Data provided
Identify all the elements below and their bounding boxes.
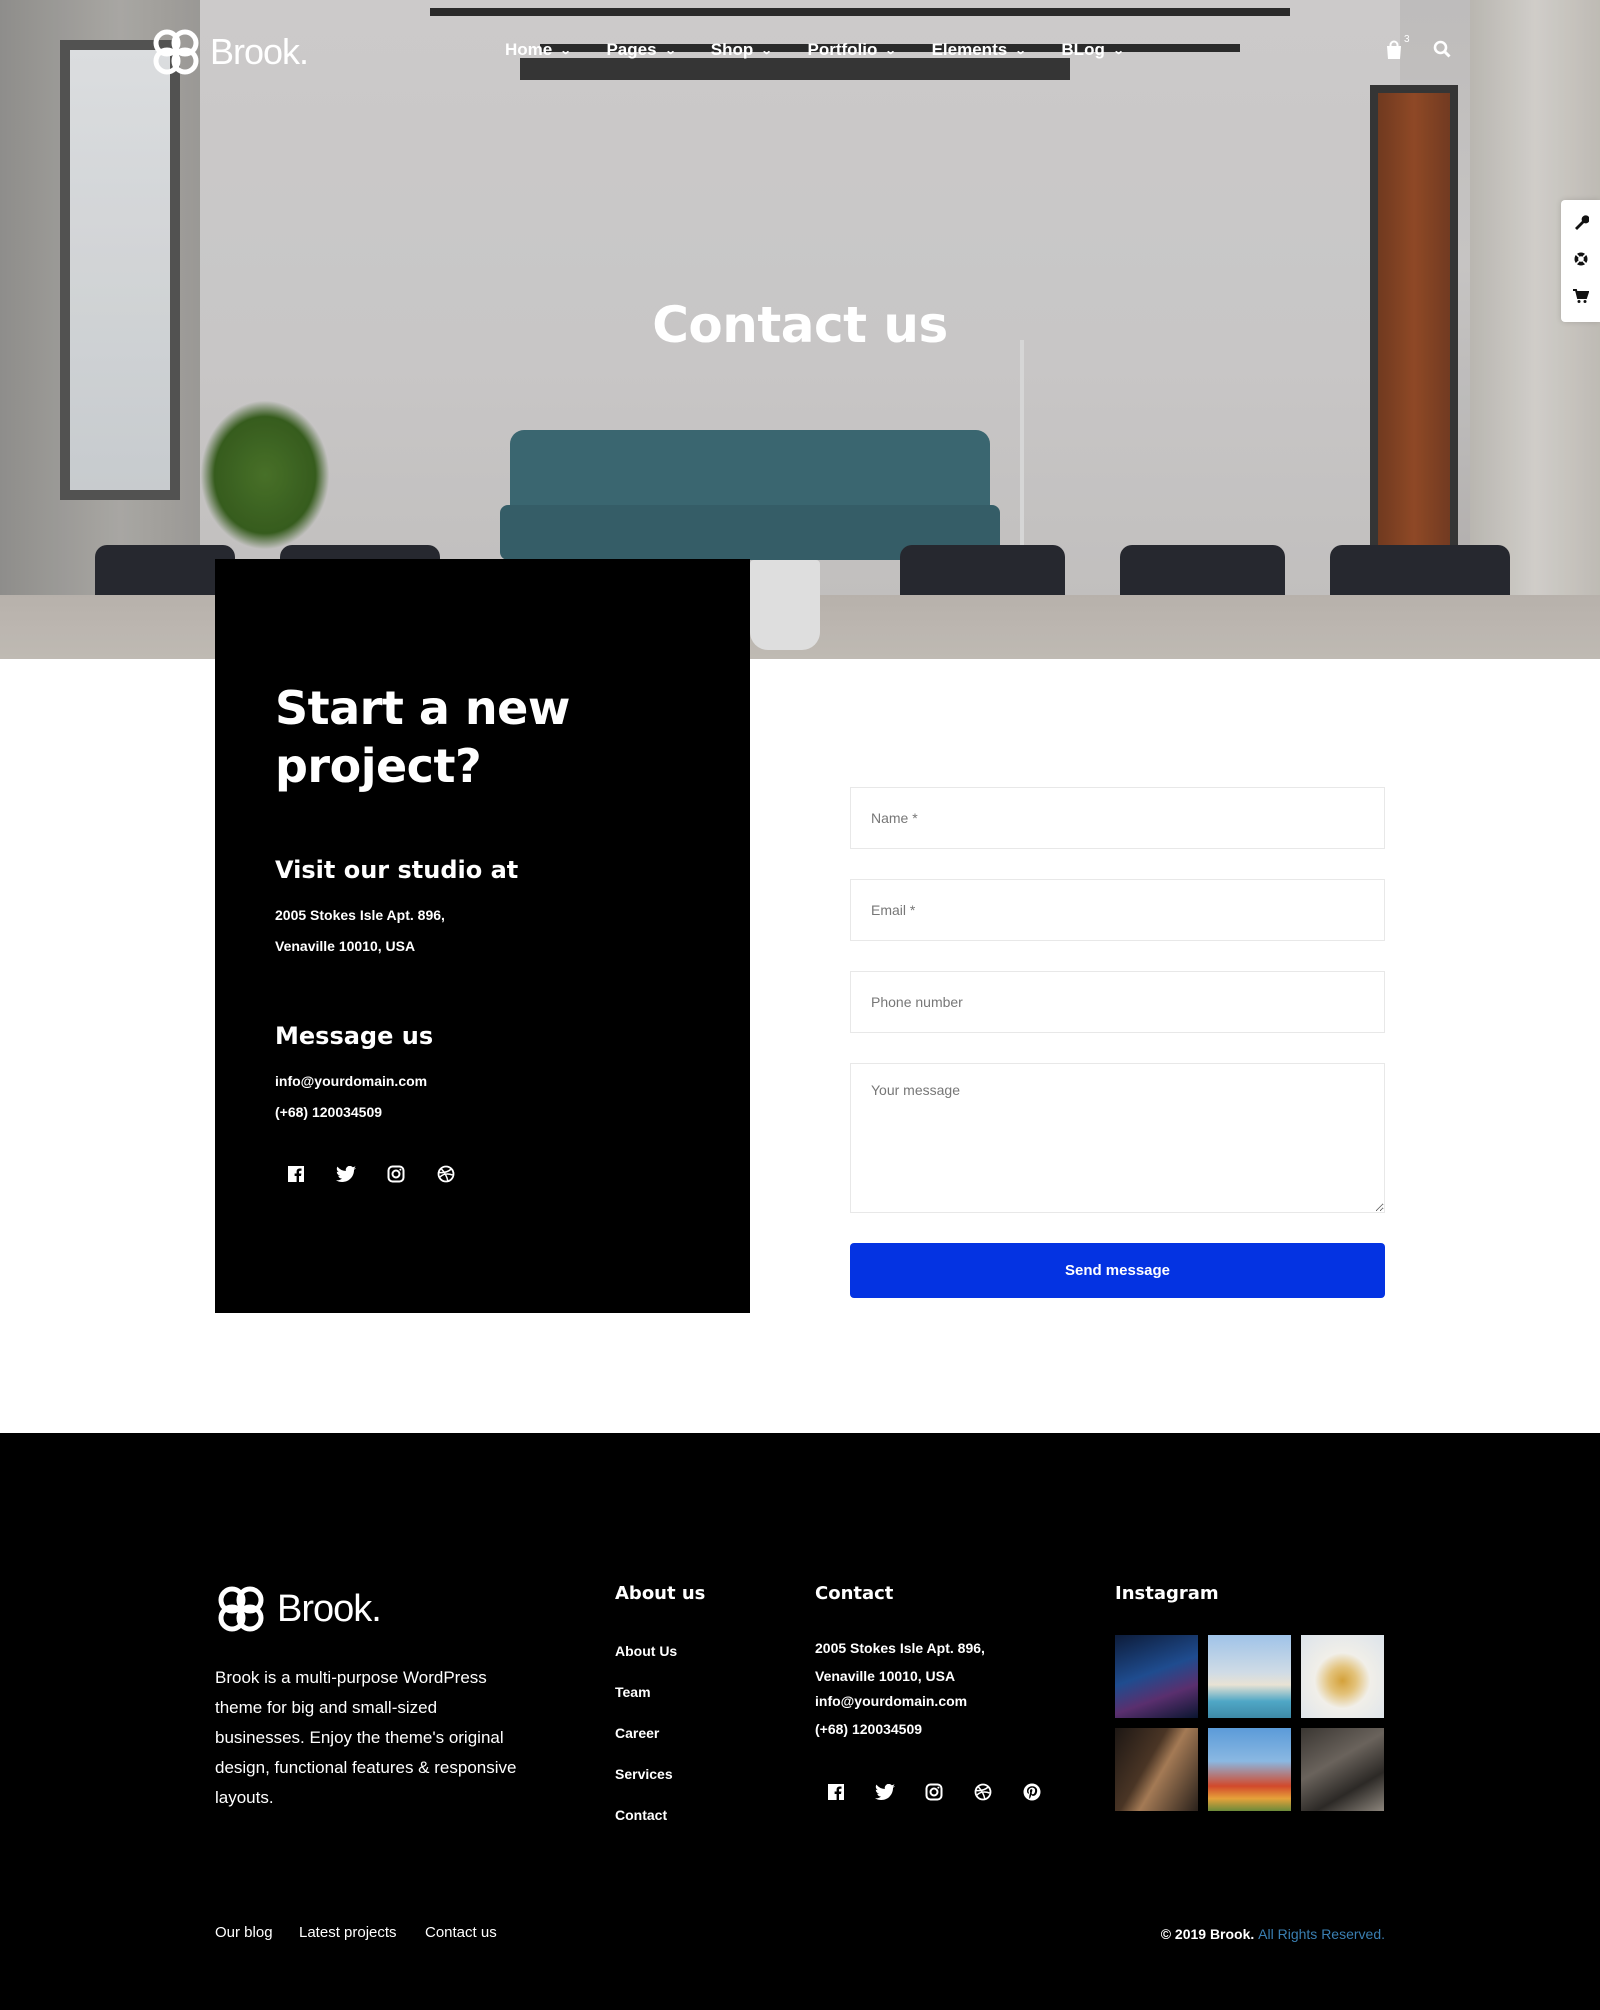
contact-phone[interactable]: (+68) 120034509 [275,1104,382,1120]
address-line: Venaville 10010, USA [275,938,416,954]
site-footer: Brook. Brook is a multi-purpose WordPres… [0,1433,1600,2010]
footer-link-about-us[interactable]: About Us [615,1643,677,1659]
send-message-button[interactable]: Send message [850,1243,1385,1298]
footer-email[interactable]: info@yourdomain.com [815,1693,967,1709]
footer-bottom-link-blog[interactable]: Our blog [215,1924,273,1941]
nav-label: Pages [606,40,657,59]
instagram-icon[interactable] [385,1163,407,1185]
contact-email-link[interactable]: info@yourdomain.com [275,1073,427,1089]
footer-link-career[interactable]: Career [615,1725,659,1741]
wrench-icon[interactable] [1573,214,1590,234]
footer-address: 2005 Stokes Isle Apt. 896, [815,1640,985,1656]
nav-item-portfolio[interactable]: Portfolio ⌄ [807,40,897,60]
message-title: Message us [275,1022,434,1050]
instagram-photo[interactable] [1301,1728,1384,1811]
chevron-down-icon: ⌄ [1014,44,1027,57]
instagram-photo[interactable] [1301,1635,1384,1718]
header-actions: 3 [1385,34,1451,62]
instagram-photo[interactable] [1208,1728,1291,1811]
main-nav: Home ⌄ Pages ⌄ Shop ⌄ Portfolio ⌄ Elemen… [505,40,1125,60]
phone-field[interactable] [850,971,1385,1033]
nav-item-home[interactable]: Home ⌄ [505,40,572,60]
logo-mark-icon [153,29,199,75]
footer-bottom-link-contact[interactable]: Contact us [425,1924,497,1941]
copyright-rest: All Rights Reserved. [1258,1926,1385,1942]
nav-label: Shop [710,40,754,59]
nav-label: Elements [931,40,1008,59]
logo-mark-icon [218,1586,264,1632]
nav-item-shop[interactable]: Shop ⌄ [710,40,773,60]
footer-phone[interactable]: (+68) 120034509 [815,1721,922,1737]
copyright: © 2019 Brook. All Rights Reserved. [1161,1926,1385,1942]
search-button[interactable] [1433,40,1451,62]
nav-item-elements[interactable]: Elements ⌄ [931,40,1027,60]
footer-description: Brook is a multi-purpose WordPress theme… [215,1668,517,1807]
chevron-down-icon: ⌄ [760,44,773,57]
chevron-down-icon: ⌄ [1112,44,1125,57]
footer-link-services[interactable]: Services [615,1766,673,1782]
address-line: 2005 Stokes Isle Apt. 896, [275,907,445,923]
lifebuoy-icon[interactable] [1573,251,1589,271]
contact-title: Contact [815,1583,894,1604]
pinterest-icon[interactable] [1021,1781,1043,1803]
dribbble-icon[interactable] [972,1781,994,1803]
instagram-title: Instagram [1115,1583,1219,1604]
chevron-down-icon: ⌄ [884,44,897,57]
logo-text: Brook. [210,31,309,72]
instagram-photo[interactable] [1208,1635,1291,1718]
contact-info-panel: Start a new project? Visit our studio at… [215,559,750,1313]
page-title: Contact us [652,296,948,354]
nav-label: BLog [1061,40,1105,59]
shopping-bag-icon [1387,40,1401,59]
instagram-photo[interactable] [1115,1728,1198,1811]
twitter-icon[interactable] [874,1781,896,1803]
info-headline: Start a new project? [275,681,570,793]
footer-address: Venaville 10010, USA [815,1668,956,1684]
instagram-photo[interactable] [1115,1635,1198,1718]
search-icon [1433,40,1451,58]
footer-bottom-link-projects[interactable]: Latest projects [299,1924,397,1941]
footer-logo-text: Brook. [277,1587,382,1630]
about-title: About us [615,1583,706,1604]
site-logo[interactable]: Brook. [150,26,309,78]
cart-button[interactable]: 3 [1385,34,1410,60]
social-links [285,1163,457,1185]
facebook-icon[interactable] [825,1781,847,1803]
name-field[interactable] [850,787,1385,849]
twitter-icon[interactable] [335,1163,357,1185]
chevron-down-icon: ⌄ [559,44,572,57]
dribbble-icon[interactable] [435,1163,457,1185]
nav-item-blog[interactable]: BLog ⌄ [1061,40,1125,60]
footer-social-links [825,1781,1043,1803]
footer-link-team[interactable]: Team [615,1684,651,1700]
copyright-main: © 2019 Brook. [1160,1926,1255,1942]
instagram-icon[interactable] [923,1781,945,1803]
chevron-down-icon: ⌄ [664,44,677,57]
footer-link-contact[interactable]: Contact [615,1807,667,1823]
nav-item-pages[interactable]: Pages ⌄ [606,40,677,60]
message-field[interactable] [850,1063,1385,1213]
instagram-grid [1115,1635,1384,1811]
nav-label: Portfolio [807,40,878,59]
email-field[interactable] [850,879,1385,941]
footer-logo[interactable]: Brook. [215,1583,382,1635]
cart-count-badge: 3 [1404,34,1410,45]
facebook-icon[interactable] [285,1163,307,1185]
nav-label: Home [505,40,553,59]
visit-title: Visit our studio at [275,856,519,884]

Prompt
Give every row again with "chevron-down-icon" swapped for "caret-icon" and everything else unchanged, leaving out the pictures.

Solution to the problem
Identify all the elements below and their bounding boxes.
contact-phone[interactable]: (+68) 120034509 [275,1104,382,1120]
address-line: Venaville 10010, USA [275,938,416,954]
site-footer: Brook. Brook is a multi-purpose WordPres… [0,1433,1600,2010]
footer-link-about-us[interactable]: About Us [615,1643,677,1659]
send-message-button[interactable]: Send message [850,1243,1385,1298]
footer-email[interactable]: info@yourdomain.com [815,1693,967,1709]
footer-bottom-link-blog[interactable]: Our blog [215,1924,273,1941]
nav-label: Pages [606,40,657,59]
instagram-icon[interactable] [385,1163,407,1185]
contact-email-link[interactable]: info@yourdomain.com [275,1073,427,1089]
footer-link-career[interactable]: Career [615,1725,659,1741]
wrench-icon[interactable] [1573,214,1590,234]
footer-address: 2005 Stokes Isle Apt. 896, [815,1640,985,1656]
nav-item-portfolio[interactable]: Portfolio ⌄ [807,40,897,60]
message-title: Message us [275,1022,434,1050]
instagram-photo[interactable] [1301,1728,1384,1811]
caret-icon: ⌄ [1014,44,1027,57]
instagram-photo[interactable] [1301,1635,1384,1718]
header-actions: 3 [1385,34,1451,62]
instagram-photo[interactable] [1208,1728,1291,1811]
main-nav: Home ⌄ Pages ⌄ Shop ⌄ Portfolio ⌄ Elemen… [505,40,1125,60]
phone-field[interactable] [850,971,1385,1033]
nav-item-home[interactable]: Home ⌄ [505,40,572,60]
logo-mark-icon [153,29,199,75]
footer-bottom-link-contact[interactable]: Contact us [425,1924,497,1941]
copyright-rest: All Rights Reserved. [1258,1926,1385,1942]
nav-label: Shop [710,40,754,59]
nav-label: Elements [931,40,1008,59]
logo-mark-icon [218,1586,264,1632]
nav-item-shop[interactable]: Shop ⌄ [710,40,773,60]
footer-phone[interactable]: (+68) 120034509 [815,1721,922,1737]
copyright: © 2019 Brook. All Rights Reserved. [1161,1926,1385,1942]
search-button[interactable] [1433,40,1451,62]
nav-item-elements[interactable]: Elements ⌄ [931,40,1027,60]
footer-description: Brook is a multi-purpose WordPress theme… [215,1668,517,1807]
caret-icon: ⌄ [760,44,773,57]
caret-icon: ⌄ [1112,44,1125,57]
footer-link-services[interactable]: Services [615,1766,673,1782]
address-line: 2005 Stokes Isle Apt. 896, [275,907,445,923]
lifebuoy-icon[interactable] [1573,251,1589,271]
contact-title: Contact [815,1583,894,1604]
pinterest-icon[interactable] [1021,1781,1043,1803]
dribbble-icon[interactable] [972,1781,994,1803]
instagram-title: Instagram [1115,1583,1219,1604]
caret-icon: ⌄ [884,44,897,57]
logo-text: Brook. [210,31,309,72]
instagram-photo[interactable] [1208,1635,1291,1718]
contact-info-panel: Start a new project? Visit our studio at… [215,559,750,1313]
page-title: Contact us [652,296,948,354]
nav-label: BLog [1061,40,1105,59]
shopping-bag-icon [1387,40,1401,59]
instagram-photo[interactable] [1115,1728,1198,1811]
twitter-icon[interactable] [874,1781,896,1803]
info-headline: Start a new project? [275,681,570,793]
footer-address: Venaville 10010, USA [815,1668,956,1684]
instagram-photo[interactable] [1115,1635,1198,1718]
search-icon [1433,40,1451,58]
footer-bottom-link-projects[interactable]: Latest projects [299,1924,397,1941]
footer-logo-text: Brook. [277,1587,382,1630]
about-title: About us [615,1583,706,1604]
site-logo[interactable]: Brook. [150,26,309,78]
cart-button[interactable]: 3 [1385,34,1410,60]
social-links [285,1163,457,1185]
facebook-icon[interactable] [825,1781,847,1803]
name-field[interactable] [850,787,1385,849]
twitter-icon[interactable] [335,1163,357,1185]
caret-icon: ⌄ [559,44,572,57]
dribbble-icon[interactable] [435,1163,457,1185]
nav-item-blog[interactable]: BLog ⌄ [1061,40,1125,60]
footer-social-links [825,1781,1043,1803]
footer-link-team[interactable]: Team [615,1684,651,1700]
copyright-main: © 2019 Brook. [1160,1926,1255,1942]
instagram-icon[interactable] [923,1781,945,1803]
caret-icon: ⌄ [664,44,677,57]
footer-link-contact[interactable]: Contact [615,1807,667,1823]
nav-item-pages[interactable]: Pages ⌄ [606,40,677,60]
message-field[interactable] [850,1063,1385,1213]
instagram-grid [1115,1635,1384,1811]
nav-label: Portfolio [807,40,878,59]
email-field[interactable] [850,879,1385,941]
footer-logo[interactable]: Brook. [215,1583,382,1635]
cart-count-badge: 3 [1404,34,1410,45]
facebook-icon[interactable] [285,1163,307,1185]
nav-label: Home [505,40,553,59]
visit-title: Visit our studio at [275,856,519,884]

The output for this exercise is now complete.